Task objective: It is required that all of the data be written out exactly.

========

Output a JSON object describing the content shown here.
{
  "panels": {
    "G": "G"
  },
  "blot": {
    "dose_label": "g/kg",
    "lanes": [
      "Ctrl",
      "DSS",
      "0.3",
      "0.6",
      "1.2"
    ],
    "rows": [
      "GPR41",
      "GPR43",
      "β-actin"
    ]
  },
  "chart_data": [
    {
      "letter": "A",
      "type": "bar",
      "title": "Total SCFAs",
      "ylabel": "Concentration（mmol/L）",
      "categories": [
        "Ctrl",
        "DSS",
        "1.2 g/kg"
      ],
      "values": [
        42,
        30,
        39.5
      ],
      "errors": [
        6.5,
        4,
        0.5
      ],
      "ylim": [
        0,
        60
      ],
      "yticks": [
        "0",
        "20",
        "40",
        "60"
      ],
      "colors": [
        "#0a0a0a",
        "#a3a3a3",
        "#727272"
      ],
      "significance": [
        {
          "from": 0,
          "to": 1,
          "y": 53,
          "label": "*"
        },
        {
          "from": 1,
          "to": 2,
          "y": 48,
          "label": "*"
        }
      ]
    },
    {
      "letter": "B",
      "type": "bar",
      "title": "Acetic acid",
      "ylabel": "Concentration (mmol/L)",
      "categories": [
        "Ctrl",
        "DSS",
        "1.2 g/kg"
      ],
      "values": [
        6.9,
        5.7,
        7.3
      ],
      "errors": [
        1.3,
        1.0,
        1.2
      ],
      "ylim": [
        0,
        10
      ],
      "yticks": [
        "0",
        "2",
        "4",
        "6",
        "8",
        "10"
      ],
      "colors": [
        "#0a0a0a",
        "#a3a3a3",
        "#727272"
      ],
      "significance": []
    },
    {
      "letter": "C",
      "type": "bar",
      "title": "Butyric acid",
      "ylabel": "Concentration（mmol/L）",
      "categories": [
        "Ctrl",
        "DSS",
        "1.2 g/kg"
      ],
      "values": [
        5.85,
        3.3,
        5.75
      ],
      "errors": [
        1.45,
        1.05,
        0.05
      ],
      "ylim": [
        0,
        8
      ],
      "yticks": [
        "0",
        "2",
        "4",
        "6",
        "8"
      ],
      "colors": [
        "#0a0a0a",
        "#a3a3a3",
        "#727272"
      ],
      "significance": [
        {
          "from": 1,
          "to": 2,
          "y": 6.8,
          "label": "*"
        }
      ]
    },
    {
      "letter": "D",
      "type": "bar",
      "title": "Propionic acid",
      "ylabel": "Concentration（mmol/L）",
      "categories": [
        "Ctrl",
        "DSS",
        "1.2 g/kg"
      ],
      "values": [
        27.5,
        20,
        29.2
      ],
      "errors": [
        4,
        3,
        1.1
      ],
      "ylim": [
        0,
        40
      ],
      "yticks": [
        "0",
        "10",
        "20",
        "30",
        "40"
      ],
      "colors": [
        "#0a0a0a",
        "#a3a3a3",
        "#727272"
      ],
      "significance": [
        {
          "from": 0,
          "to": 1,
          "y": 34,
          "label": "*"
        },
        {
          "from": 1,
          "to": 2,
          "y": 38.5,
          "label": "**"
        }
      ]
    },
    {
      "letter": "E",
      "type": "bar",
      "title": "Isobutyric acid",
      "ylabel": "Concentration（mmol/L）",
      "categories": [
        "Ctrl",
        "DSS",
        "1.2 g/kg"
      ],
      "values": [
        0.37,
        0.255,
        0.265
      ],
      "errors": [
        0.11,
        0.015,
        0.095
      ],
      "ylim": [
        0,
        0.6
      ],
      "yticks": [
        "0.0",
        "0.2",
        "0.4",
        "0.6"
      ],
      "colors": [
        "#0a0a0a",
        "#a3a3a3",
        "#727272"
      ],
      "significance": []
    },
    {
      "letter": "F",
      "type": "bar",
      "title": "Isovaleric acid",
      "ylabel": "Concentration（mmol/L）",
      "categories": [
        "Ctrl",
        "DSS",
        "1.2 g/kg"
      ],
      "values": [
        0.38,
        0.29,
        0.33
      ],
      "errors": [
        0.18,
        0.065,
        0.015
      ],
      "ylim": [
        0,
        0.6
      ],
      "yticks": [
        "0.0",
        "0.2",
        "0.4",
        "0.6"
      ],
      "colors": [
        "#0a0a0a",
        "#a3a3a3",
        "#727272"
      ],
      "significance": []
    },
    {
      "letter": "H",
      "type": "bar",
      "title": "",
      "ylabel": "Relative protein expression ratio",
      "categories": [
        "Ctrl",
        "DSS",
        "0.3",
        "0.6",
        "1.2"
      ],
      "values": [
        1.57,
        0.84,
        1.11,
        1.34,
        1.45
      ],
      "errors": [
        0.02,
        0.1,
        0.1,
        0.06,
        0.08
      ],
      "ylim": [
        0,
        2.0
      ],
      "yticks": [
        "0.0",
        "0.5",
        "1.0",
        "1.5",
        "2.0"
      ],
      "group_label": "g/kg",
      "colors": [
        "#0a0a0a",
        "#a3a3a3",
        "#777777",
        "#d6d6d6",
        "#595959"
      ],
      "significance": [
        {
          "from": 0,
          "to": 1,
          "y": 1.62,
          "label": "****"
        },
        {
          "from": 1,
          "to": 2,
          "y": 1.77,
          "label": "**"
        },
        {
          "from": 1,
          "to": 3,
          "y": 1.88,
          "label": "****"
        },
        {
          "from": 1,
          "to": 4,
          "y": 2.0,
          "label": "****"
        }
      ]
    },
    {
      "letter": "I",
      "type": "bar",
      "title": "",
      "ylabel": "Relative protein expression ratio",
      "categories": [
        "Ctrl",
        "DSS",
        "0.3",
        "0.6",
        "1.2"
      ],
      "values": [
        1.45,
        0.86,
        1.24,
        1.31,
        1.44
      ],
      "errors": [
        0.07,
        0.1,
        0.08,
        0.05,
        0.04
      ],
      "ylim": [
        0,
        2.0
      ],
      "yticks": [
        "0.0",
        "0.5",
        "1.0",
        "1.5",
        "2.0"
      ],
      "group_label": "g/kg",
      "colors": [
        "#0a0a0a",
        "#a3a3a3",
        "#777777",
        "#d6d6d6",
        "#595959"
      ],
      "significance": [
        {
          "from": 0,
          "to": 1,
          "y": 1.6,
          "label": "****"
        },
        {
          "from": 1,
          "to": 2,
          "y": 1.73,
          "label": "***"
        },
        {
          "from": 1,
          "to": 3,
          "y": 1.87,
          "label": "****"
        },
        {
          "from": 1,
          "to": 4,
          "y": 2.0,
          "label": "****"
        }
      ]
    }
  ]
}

========

Solved problem:
Output a JSON object describing the content shown here.
{
  "panels": {
    "G": "G"
  },
  "blot": {
    "dose_label": "g/kg",
    "lanes": [
      "Ctrl",
      "DSS",
      "0.3",
      "0.6",
      "1.2"
    ],
    "rows": [
      "GPR41",
      "GPR43",
      "β-actin"
    ]
  },
  "chart_data": [
    {
      "letter": "A",
      "type": "bar",
      "title": "Total SCFAs",
      "ylabel": "Concentration（mmol/L）",
      "categories": [
        "Ctrl",
        "DSS",
        "1.2 g/kg"
      ],
      "values": [
        42,
        30,
        39.5
      ],
      "errors": [
        6.5,
        4,
        0.5
      ],
      "ylim": [
        0,
        60
      ],
      "yticks": [
        "0",
        "20",
        "40",
        "60"
      ],
      "colors": [
        "#0a0a0a",
        "#a3a3a3",
        "#727272"
      ],
      "significance": [
        {
          "from": 0,
          "to": 1,
          "y": 53,
          "label": "*"
        },
        {
          "from": 1,
          "to": 2,
          "y": 48,
          "label": "*"
        }
      ]
    },
    {
      "letter": "B",
      "type": "bar",
      "title": "Acetic acid",
      "ylabel": "Concentration (mmol/L)",
      "categories": [
        "Ctrl",
        "DSS",
        "1.2 g/kg"
      ],
      "values": [
        6.9,
        5.7,
        7.3
      ],
      "errors": [
        1.3,
        1.0,
        1.2
      ],
      "ylim": [
        0,
        10
      ],
      "yticks": [
        "0",
        "2",
        "4",
        "6",
        "8",
        "10"
      ],
      "colors": [
        "#0a0a0a",
        "#a3a3a3",
        "#727272"
      ],
      "significance": []
    },
    {
      "letter": "C",
      "type": "bar",
      "title": "Butyric acid",
      "ylabel": "Concentration（mmol/L）",
      "categories": [
        "Ctrl",
        "DSS",
        "1.2 g/kg"
      ],
      "values": [
        5.85,
        3.3,
        5.75
      ],
      "errors": [
        1.45,
        1.05,
        0.05
      ],
      "ylim": [
        0,
        8
      ],
      "yticks": [
        "0",
        "2",
        "4",
        "6",
        "8"
      ],
      "colors": [
        "#0a0a0a",
        "#a3a3a3",
        "#727272"
      ],
      "significance": [
        {
          "from": 1,
          "to": 2,
          "y": 6.8,
          "label": "*"
        }
      ]
    },
    {
      "letter": "D",
      "type": "bar",
      "title": "Propionic acid",
      "ylabel": "Concentration（mmol/L）",
      "categories": [
        "Ctrl",
        "DSS",
        "1.2 g/kg"
      ],
      "values": [
        27.5,
        20,
        29.2
      ],
      "errors": [
        4,
        3,
        1.1
      ],
      "ylim": [
        0,
        40
      ],
      "yticks": [
        "0",
        "10",
        "20",
        "30",
        "40"
      ],
      "colors": [
        "#0a0a0a",
        "#a3a3a3",
        "#727272"
      ],
      "significance": [
        {
          "from": 0,
          "to": 1,
          "y": 34,
          "label": "*"
        },
        {
          "from": 1,
          "to": 2,
          "y": 38.5,
          "label": "**"
        }
      ]
    },
    {
      "letter": "E",
      "type": "bar",
      "title": "Isobutyric acid",
      "ylabel": "Concentration（mmol/L）",
      "categories": [
        "Ctrl",
        "DSS",
        "1.2 g/kg"
      ],
      "values": [
        0.37,
        0.255,
        0.265
      ],
      "errors": [
        0.11,
        0.015,
        0.095
      ],
      "ylim": [
        0,
        0.6
      ],
      "yticks": [
        "0.0",
        "0.2",
        "0.4",
        "0.6"
      ],
      "colors": [
        "#0a0a0a",
        "#a3a3a3",
        "#727272"
      ],
      "significance": []
    },
    {
      "letter": "F",
      "type": "bar",
      "title": "Isovaleric acid",
      "ylabel": "Concentration（mmol/L）",
      "categories": [
        "Ctrl",
        "DSS",
        "1.2 g/kg"
      ],
      "values": [
        0.38,
        0.29,
        0.33
      ],
      "errors": [
        0.18,
        0.065,
        0.015
      ],
      "ylim": [
        0,
        0.6
      ],
      "yticks": [
        "0.0",
        "0.2",
        "0.4",
        "0.6"
      ],
      "colors": [
        "#0a0a0a",
        "#a3a3a3",
        "#727272"
      ],
      "significance": []
    },
    {
      "letter": "H",
      "type": "bar",
      "title": "",
      "ylabel": "Relative protein expression ratio",
      "categories": [
        "Ctrl",
        "DSS",
        "0.3",
        "0.6",
        "1.2"
      ],
      "values": [
        1.57,
        0.84,
        1.11,
        1.34,
        1.45
      ],
      "errors": [
        0.02,
        0.1,
        0.1,
        0.06,
        0.08
      ],
      "ylim": [
        0,
        2.0
      ],
      "yticks": [
        "0.0",
        "0.5",
        "1.0",
        "1.5",
        "2.0"
      ],
      "group_label": "g/kg",
      "colors": [
        "#0a0a0a",
        "#a3a3a3",
        "#777777",
        "#d6d6d6",
        "#595959"
      ],
      "significance": [
        {
          "from": 0,
          "to": 1,
          "y": 1.62,
          "label": "****"
        },
        {
          "from": 1,
          "to": 2,
          "y": 1.77,
          "label": "**"
        },
        {
          "from": 1,
          "to": 3,
          "y": 1.88,
          "label": "****"
        },
        {
          "from": 1,
          "to": 4,
          "y": 2.0,
          "label": "****"
        }
      ]
    },
    {
      "letter": "I",
      "type": "bar",
      "title": "",
      "ylabel": "Relative protein expression ratio",
      "categories": [
        "Ctrl",
        "DSS",
        "0.3",
        "0.6",
        "1.2"
      ],
      "values": [
        1.45,
        0.86,
        1.24,
        1.31,
        1.44
      ],
      "errors": [
        0.07,
        0.1,
        0.08,
        0.05,
        0.04
      ],
      "ylim": [
        0,
        2.0
      ],
      "yticks": [
        "0.0",
        "0.5",
        "1.0",
        "1.5",
        "2.0"
      ],
      "group_label": "g/kg",
      "colors": [
        "#0a0a0a",
        "#a3a3a3",
        "#777777",
        "#d6d6d6",
        "#595959"
      ],
      "significance": [
        {
          "from": 0,
          "to": 1,
          "y": 1.6,
          "label": "****"
        },
        {
          "from": 1,
          "to": 2,
          "y": 1.73,
          "label": "***"
        },
        {
          "from": 1,
          "to": 3,
          "y": 1.87,
          "label": "****"
        },
        {
          "from": 1,
          "to": 4,
          "y": 2.0,
          "label": "****"
        }
      ]
    }
  ]
}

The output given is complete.